_What you will do_: Exactly reproduce each record listed below.

———

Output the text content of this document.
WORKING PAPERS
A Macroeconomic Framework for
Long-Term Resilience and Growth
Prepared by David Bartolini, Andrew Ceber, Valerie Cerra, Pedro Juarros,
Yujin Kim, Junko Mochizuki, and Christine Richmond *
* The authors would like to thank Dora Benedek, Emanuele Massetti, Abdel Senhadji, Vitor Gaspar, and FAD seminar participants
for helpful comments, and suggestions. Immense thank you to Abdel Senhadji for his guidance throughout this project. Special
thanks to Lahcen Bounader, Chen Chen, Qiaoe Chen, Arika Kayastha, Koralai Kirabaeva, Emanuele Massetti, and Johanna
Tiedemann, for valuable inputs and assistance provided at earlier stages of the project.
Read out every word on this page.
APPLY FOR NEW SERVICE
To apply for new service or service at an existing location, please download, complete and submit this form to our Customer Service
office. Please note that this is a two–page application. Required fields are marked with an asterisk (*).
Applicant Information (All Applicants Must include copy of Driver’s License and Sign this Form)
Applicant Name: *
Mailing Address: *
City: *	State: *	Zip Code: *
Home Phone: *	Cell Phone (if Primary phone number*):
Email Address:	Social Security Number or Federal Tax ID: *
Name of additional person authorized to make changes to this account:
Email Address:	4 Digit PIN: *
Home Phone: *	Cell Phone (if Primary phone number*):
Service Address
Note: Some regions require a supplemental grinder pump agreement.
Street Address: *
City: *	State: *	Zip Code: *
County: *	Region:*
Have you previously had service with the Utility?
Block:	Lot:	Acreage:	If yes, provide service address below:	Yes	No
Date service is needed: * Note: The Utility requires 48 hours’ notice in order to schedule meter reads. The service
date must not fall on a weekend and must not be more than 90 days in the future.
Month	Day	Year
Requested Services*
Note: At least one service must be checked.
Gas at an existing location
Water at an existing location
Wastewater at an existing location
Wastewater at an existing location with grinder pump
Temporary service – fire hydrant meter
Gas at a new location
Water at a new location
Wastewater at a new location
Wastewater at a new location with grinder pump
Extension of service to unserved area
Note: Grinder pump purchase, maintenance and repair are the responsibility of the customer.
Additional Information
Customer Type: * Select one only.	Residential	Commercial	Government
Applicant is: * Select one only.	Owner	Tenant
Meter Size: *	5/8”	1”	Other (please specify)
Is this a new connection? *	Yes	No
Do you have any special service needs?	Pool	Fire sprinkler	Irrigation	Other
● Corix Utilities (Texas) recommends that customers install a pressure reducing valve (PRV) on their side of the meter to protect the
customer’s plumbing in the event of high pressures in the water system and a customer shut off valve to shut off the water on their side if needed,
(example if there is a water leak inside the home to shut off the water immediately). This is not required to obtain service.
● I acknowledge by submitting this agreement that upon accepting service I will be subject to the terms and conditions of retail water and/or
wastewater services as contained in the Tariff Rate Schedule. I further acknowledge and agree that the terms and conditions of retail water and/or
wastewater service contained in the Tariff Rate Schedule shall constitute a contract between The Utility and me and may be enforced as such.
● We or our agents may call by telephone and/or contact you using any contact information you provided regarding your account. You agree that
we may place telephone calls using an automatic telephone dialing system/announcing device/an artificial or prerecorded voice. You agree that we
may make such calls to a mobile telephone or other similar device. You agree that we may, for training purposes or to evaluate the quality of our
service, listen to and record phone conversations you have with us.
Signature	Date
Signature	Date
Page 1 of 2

———

_Output for this task_:
Output the text content of this document.
WORKING PAPERS
A Macroeconomic Framework for
Long-Term Resilience and Growth
Prepared by David Bartolini, Andrew Ceber, Valerie Cerra, Pedro Juarros,
Yujin Kim, Junko Mochizuki, and Christine Richmond *
* The authors would like to thank Dora Benedek, Emanuele Massetti, Abdel Senhadji, Vitor Gaspar, and FAD seminar participants
for helpful comments, and suggestions. Immense thank you to Abdel Senhadji for his guidance throughout this project. Special
thanks to Lahcen Bounader, Chen Chen, Qiaoe Chen, Arika Kayastha, Koralai Kirabaeva, Emanuele Massetti, and Johanna
Tiedemann, for valuable inputs and assistance provided at earlier stages of the project.
Read out every word on this page.
APPLY FOR NEW SERVICE
To apply for new service or service at an existing location, please download, complete and submit this form to our Customer Service
office. Please note that this is a two–page application. Required fields are marked with an asterisk (*).
Applicant Information (All Applicants Must include copy of Driver’s License and Sign this Form)
Applicant Name: *
Mailing Address: *
City: *	State: *	Zip Code: *
Home Phone: *	Cell Phone (if Primary phone number*):
Email Address:	Social Security Number or Federal Tax ID: *
Name of additional person authorized to make changes to this account:
Email Address:	4 Digit PIN: *
Home Phone: *	Cell Phone (if Primary phone number*):
Service Address
Note: Some regions require a supplemental grinder pump agreement.
Street Address: *
City: *	State: *	Zip Code: *
County: *	Region:*
Have you previously had service with the Utility?
Block:	Lot:	Acreage:	If yes, provide service address below:	Yes	No
Date service is needed: * Note: The Utility requires 48 hours’ notice in order to schedule meter reads. The service
date must not fall on a weekend and must not be more than 90 days in the future.
Month	Day	Year
Requested Services*
Note: At least one service must be checked.
Gas at an existing location
Water at an existing location
Wastewater at an existing location
Wastewater at an existing location with grinder pump
Temporary service – fire hydrant meter
Gas at a new location
Water at a new location
Wastewater at a new location
Wastewater at a new location with grinder pump
Extension of service to unserved area
Note: Grinder pump purchase, maintenance and repair are the responsibility of the customer.
Additional Information
Customer Type: * Select one only.	Residential	Commercial	Government
Applicant is: * Select one only.	Owner	Tenant
Meter Size: *	5/8”	1”	Other (please specify)
Is this a new connection? *	Yes	No
Do you have any special service needs?	Pool	Fire sprinkler	Irrigation	Other
● Corix Utilities (Texas) recommends that customers install a pressure reducing valve (PRV) on their side of the meter to protect the
customer’s plumbing in the event of high pressures in the water system and a customer shut off valve to shut off the water on their side if needed,
(example if there is a water leak inside the home to shut off the water immediately). This is not required to obtain service.
● I acknowledge by submitting this agreement that upon accepting service I will be subject to the terms and conditions of retail water and/or
wastewater services as contained in the Tariff Rate Schedule. I further acknowledge and agree that the terms and conditions of retail water and/or
wastewater service contained in the Tariff Rate Schedule shall constitute a contract between The Utility and me and may be enforced as such.
● We or our agents may call by telephone and/or contact you using any contact information you provided regarding your account. You agree that
we may place telephone calls using an automatic telephone dialing system/announcing device/an artificial or prerecorded voice. You agree that we
may make such calls to a mobile telephone or other similar device. You agree that we may, for training purposes or to evaluate the quality of our
service, listen to and record phone conversations you have with us.
Signature	Date
Signature	Date
Page 1 of 2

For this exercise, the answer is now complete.